— What is needed —
Revise the items below so that every "Glossary" becomes "Word list", and reproduce each line with nothing else changed.
>> Start Data supplied
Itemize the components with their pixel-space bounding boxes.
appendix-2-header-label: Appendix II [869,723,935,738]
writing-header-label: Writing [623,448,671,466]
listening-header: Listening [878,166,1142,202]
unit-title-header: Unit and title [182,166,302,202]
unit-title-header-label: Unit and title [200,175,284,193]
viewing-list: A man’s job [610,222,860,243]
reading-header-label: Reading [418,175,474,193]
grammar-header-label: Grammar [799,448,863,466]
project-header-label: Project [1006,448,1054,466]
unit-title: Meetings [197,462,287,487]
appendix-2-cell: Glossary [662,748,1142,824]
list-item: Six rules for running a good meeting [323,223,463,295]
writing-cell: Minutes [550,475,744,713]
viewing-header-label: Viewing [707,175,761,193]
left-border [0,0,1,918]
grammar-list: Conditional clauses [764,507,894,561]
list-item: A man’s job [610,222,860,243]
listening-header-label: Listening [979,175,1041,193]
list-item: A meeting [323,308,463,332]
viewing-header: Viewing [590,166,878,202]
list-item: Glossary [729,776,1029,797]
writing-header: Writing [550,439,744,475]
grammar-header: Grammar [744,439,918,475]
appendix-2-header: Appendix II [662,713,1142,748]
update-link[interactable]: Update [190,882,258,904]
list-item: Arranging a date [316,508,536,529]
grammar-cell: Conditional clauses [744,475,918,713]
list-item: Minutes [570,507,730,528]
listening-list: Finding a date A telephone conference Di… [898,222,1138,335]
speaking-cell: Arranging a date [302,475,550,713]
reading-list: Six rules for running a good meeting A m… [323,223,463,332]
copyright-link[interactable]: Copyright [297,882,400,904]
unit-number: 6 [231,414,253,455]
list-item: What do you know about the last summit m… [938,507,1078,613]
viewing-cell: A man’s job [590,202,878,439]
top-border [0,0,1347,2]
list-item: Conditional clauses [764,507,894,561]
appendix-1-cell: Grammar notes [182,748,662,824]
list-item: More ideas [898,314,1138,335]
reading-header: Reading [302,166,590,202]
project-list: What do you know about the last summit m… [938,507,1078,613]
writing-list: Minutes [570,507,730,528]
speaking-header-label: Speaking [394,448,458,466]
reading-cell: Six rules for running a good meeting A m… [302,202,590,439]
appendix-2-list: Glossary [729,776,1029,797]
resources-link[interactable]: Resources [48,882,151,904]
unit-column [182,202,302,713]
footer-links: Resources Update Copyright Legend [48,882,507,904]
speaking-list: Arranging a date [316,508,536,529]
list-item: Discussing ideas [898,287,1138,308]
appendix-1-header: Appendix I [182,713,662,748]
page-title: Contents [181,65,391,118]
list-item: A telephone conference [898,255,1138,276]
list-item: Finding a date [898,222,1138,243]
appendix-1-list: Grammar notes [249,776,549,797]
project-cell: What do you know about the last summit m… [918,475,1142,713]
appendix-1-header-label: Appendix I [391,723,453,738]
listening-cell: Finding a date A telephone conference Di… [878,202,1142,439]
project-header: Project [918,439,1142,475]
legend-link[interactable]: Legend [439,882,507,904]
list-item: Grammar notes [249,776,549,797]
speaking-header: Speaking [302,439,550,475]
>> End Data supplied
— Worked solution —
Itemize the components with their pixel-space bounding boxes.
appendix-2-header-label: Appendix II [869,723,935,738]
writing-header-label: Writing [623,448,671,466]
listening-header: Listening [878,166,1142,202]
unit-title-header: Unit and title [182,166,302,202]
unit-title-header-label: Unit and title [200,175,284,193]
viewing-list: A man’s job [610,222,860,243]
reading-header-label: Reading [418,175,474,193]
grammar-header-label: Grammar [799,448,863,466]
project-header-label: Project [1006,448,1054,466]
unit-title: Meetings [197,462,287,487]
appendix-2-cell: Word list [662,748,1142,824]
list-item: Six rules for running a good meeting [323,223,463,295]
writing-cell: Minutes [550,475,744,713]
viewing-header-label: Viewing [707,175,761,193]
left-border [0,0,1,918]
grammar-list: Conditional clauses [764,507,894,561]
list-item: A man’s job [610,222,860,243]
listening-header-label: Listening [979,175,1041,193]
list-item: A meeting [323,308,463,332]
viewing-header: Viewing [590,166,878,202]
list-item: Word list [729,776,1029,797]
writing-header: Writing [550,439,744,475]
grammar-header: Grammar [744,439,918,475]
appendix-2-header: Appendix II [662,713,1142,748]
update-link[interactable]: Update [190,882,258,904]
list-item: Arranging a date [316,508,536,529]
grammar-cell: Conditional clauses [744,475,918,713]
list-item: Minutes [570,507,730,528]
listening-list: Finding a date A telephone conference Di… [898,222,1138,335]
speaking-cell: Arranging a date [302,475,550,713]
reading-list: Six rules for running a good meeting A m… [323,223,463,332]
copyright-link[interactable]: Copyright [297,882,400,904]
unit-number: 6 [231,414,253,455]
list-item: What do you know about the last summit m… [938,507,1078,613]
viewing-cell: A man’s job [590,202,878,439]
top-border [0,0,1347,2]
list-item: Conditional clauses [764,507,894,561]
appendix-1-cell: Grammar notes [182,748,662,824]
list-item: More ideas [898,314,1138,335]
reading-header: Reading [302,166,590,202]
project-list: What do you know about the last summit m… [938,507,1078,613]
writing-list: Minutes [570,507,730,528]
speaking-header-label: Speaking [394,448,458,466]
reading-cell: Six rules for running a good meeting A m… [302,202,590,439]
appendix-2-list: Word list [729,776,1029,797]
resources-link[interactable]: Resources [48,882,151,904]
unit-column [182,202,302,713]
footer-links: Resources Update Copyright Legend [48,882,507,904]
speaking-list: Arranging a date [316,508,536,529]
list-item: Discussing ideas [898,287,1138,308]
appendix-1-header: Appendix I [182,713,662,748]
page-title: Contents [181,65,391,118]
list-item: A telephone conference [898,255,1138,276]
list-item: Finding a date [898,222,1138,243]
appendix-1-list: Grammar notes [249,776,549,797]
project-cell: What do you know about the last summit m… [918,475,1142,713]
appendix-1-header-label: Appendix I [391,723,453,738]
listening-cell: Finding a date A telephone conference Di… [878,202,1142,439]
project-header: Project [918,439,1142,475]
legend-link[interactable]: Legend [439,882,507,904]
list-item: Grammar notes [249,776,549,797]
speaking-header: Speaking [302,439,550,475]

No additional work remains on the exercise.